● Direction
Below is a listing; write it out exactly and drop any images from it.

● Provided records
________________________________________

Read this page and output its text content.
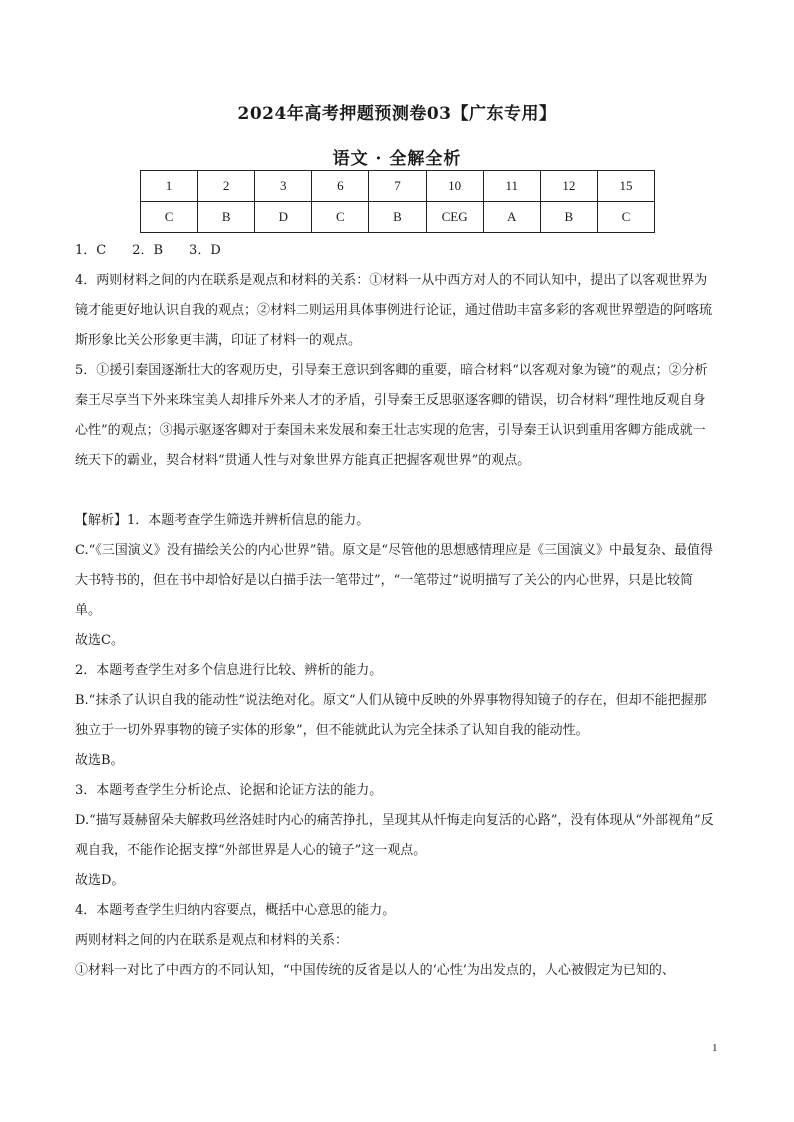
2024年高考押题预测卷03【广东专用】
语文 · 全解全析
1	2	3	6	7	10	11	12	15
C	B	D	C	B	CEG	A	B	C

1．C　　2．B　　3．D

4．两则材料之间的内在联系是观点和材料的关系：①材料一从中西方对人的不同认知中，提出了以客观世界为镜才能更好地认识自我的观点；②材料二则运用具体事例进行论证，通过借助丰富多彩的客观世界塑造的阿喀琉斯形象比关公形象更丰满，印证了材料一的观点。

5．①援引秦国逐渐壮大的客观历史，引导秦王意识到客卿的重要，暗合材料“以客观对象为镜”的观点；②分析秦王尽享当下外来珠宝美人却排斥外来人才的矛盾，引导秦王反思驱逐客卿的错误，切合材料“理性地反观自身心性”的观点；③揭示驱逐客卿对于秦国未来发展和秦王壮志实现的危害，引导秦王认识到重用客卿方能成就一统天下的霸业，契合材料“贯通人性与对象世界方能真正把握客观世界”的观点。

【解析】1．本题考查学生筛选并辨析信息的能力。

C.“《三国演义》没有描绘关公的内心世界”错。原文是“尽管他的思想感情理应是《三国演义》中最复杂、最值得大书特书的，但在书中却恰好是以白描手法一笔带过”，“一笔带过”说明描写了关公的内心世界，只是比较简单。

故选C。

2．本题考查学生对多个信息进行比较、辨析的能力。

B.“抹杀了认识自我的能动性”说法绝对化。原文“人们从镜中反映的外界事物得知镜子的存在，但却不能把握那独立于一切外界事物的镜子实体的形象”，但不能就此认为完全抹杀了认知自我的能动性。

故选B。

3．本题考查学生分析论点、论据和论证方法的能力。

D.“描写聂赫留朵夫解救玛丝洛娃时内心的痛苦挣扎，呈现其从忏悔走向复活的心路”，没有体现从“外部视角”反观自我，不能作论据支撑“外部世界是人心的镜子”这一观点。

故选D。

4．本题考查学生归纳内容要点，概括中心意思的能力。

两则材料之间的内在联系是观点和材料的关系：

①材料一对比了中西方的不同认知，“中国传统的反省是以人的‘心性’为出发点的，人心被假定为已知的、

1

________________________________________

● The answer
Read this page and output its text content.
2024年高考押题预测卷03【广东专用】
语文 · 全解全析
1	2	3	6	7	10	11	12	15
C	B	D	C	B	CEG	A	B	C

1．C　　2．B　　3．D

4．两则材料之间的内在联系是观点和材料的关系：①材料一从中西方对人的不同认知中，提出了以客观世界为镜才能更好地认识自我的观点；②材料二则运用具体事例进行论证，通过借助丰富多彩的客观世界塑造的阿喀琉斯形象比关公形象更丰满，印证了材料一的观点。

5．①援引秦国逐渐壮大的客观历史，引导秦王意识到客卿的重要，暗合材料“以客观对象为镜”的观点；②分析秦王尽享当下外来珠宝美人却排斥外来人才的矛盾，引导秦王反思驱逐客卿的错误，切合材料“理性地反观自身心性”的观点；③揭示驱逐客卿对于秦国未来发展和秦王壮志实现的危害，引导秦王认识到重用客卿方能成就一统天下的霸业，契合材料“贯通人性与对象世界方能真正把握客观世界”的观点。

【解析】1．本题考查学生筛选并辨析信息的能力。

C.“《三国演义》没有描绘关公的内心世界”错。原文是“尽管他的思想感情理应是《三国演义》中最复杂、最值得大书特书的，但在书中却恰好是以白描手法一笔带过”，“一笔带过”说明描写了关公的内心世界，只是比较简单。

故选C。

2．本题考查学生对多个信息进行比较、辨析的能力。

B.“抹杀了认识自我的能动性”说法绝对化。原文“人们从镜中反映的外界事物得知镜子的存在，但却不能把握那独立于一切外界事物的镜子实体的形象”，但不能就此认为完全抹杀了认知自我的能动性。

故选B。

3．本题考查学生分析论点、论据和论证方法的能力。

D.“描写聂赫留朵夫解救玛丝洛娃时内心的痛苦挣扎，呈现其从忏悔走向复活的心路”，没有体现从“外部视角”反观自我，不能作论据支撑“外部世界是人心的镜子”这一观点。

故选D。

4．本题考查学生归纳内容要点，概括中心意思的能力。

两则材料之间的内在联系是观点和材料的关系：

①材料一对比了中西方的不同认知，“中国传统的反省是以人的‘心性’为出发点的，人心被假定为已知的、

1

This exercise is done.